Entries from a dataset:
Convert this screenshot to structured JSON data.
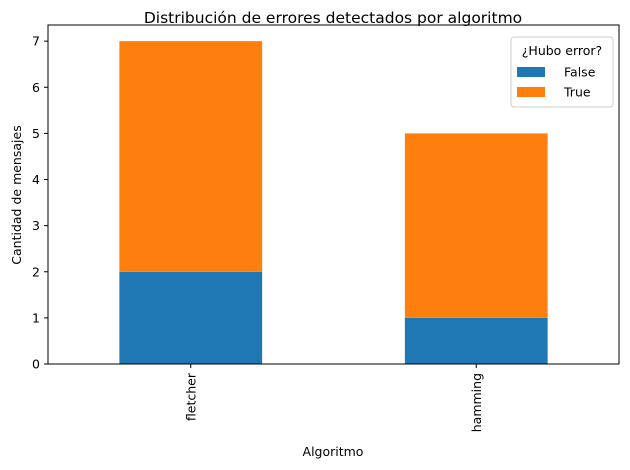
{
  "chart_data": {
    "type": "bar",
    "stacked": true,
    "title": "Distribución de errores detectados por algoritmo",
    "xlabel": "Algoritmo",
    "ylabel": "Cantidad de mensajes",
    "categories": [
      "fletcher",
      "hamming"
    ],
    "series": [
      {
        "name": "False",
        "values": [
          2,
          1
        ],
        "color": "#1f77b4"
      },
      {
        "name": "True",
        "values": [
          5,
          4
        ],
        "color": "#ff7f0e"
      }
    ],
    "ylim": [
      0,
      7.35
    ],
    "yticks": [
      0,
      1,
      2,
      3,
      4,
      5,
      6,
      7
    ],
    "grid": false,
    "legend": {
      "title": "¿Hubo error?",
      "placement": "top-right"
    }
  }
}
==
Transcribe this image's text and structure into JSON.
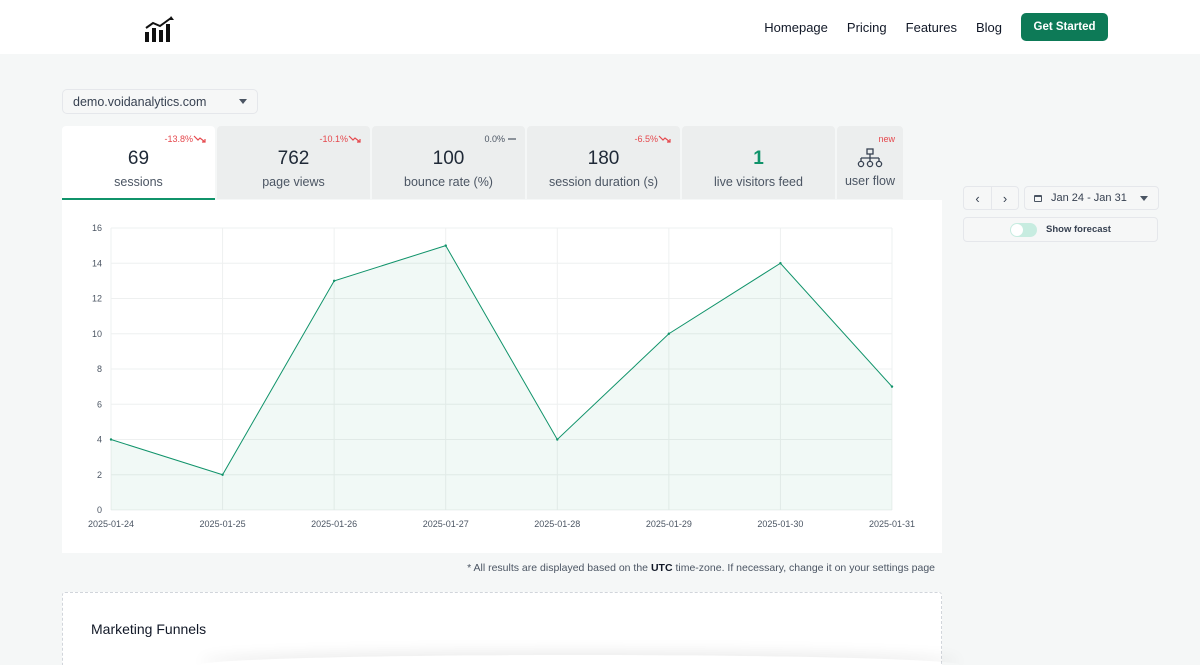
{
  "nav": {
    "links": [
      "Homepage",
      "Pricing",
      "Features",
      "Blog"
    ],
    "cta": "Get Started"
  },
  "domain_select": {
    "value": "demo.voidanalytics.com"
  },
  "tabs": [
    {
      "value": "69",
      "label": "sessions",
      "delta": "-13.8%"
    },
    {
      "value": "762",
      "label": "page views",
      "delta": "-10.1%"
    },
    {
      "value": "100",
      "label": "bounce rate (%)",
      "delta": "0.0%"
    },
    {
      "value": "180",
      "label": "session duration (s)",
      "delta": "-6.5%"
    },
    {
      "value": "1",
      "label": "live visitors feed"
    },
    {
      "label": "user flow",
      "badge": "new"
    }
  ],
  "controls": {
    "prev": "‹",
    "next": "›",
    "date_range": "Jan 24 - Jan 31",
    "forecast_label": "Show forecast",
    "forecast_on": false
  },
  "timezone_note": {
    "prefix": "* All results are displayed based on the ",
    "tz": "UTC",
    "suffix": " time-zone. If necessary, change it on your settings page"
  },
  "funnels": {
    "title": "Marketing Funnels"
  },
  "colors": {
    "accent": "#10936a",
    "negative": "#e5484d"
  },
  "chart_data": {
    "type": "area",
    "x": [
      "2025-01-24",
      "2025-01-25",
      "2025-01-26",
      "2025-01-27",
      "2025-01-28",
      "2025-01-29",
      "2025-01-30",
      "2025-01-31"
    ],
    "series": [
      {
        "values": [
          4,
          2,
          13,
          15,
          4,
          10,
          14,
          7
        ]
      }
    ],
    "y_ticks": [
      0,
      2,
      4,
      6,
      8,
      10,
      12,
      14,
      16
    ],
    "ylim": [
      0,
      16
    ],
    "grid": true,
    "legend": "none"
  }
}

▸ **Directions**
Lines in the records that hold the word "JSON" are to be counted; give only the total.

▸ **Exercise solution**
2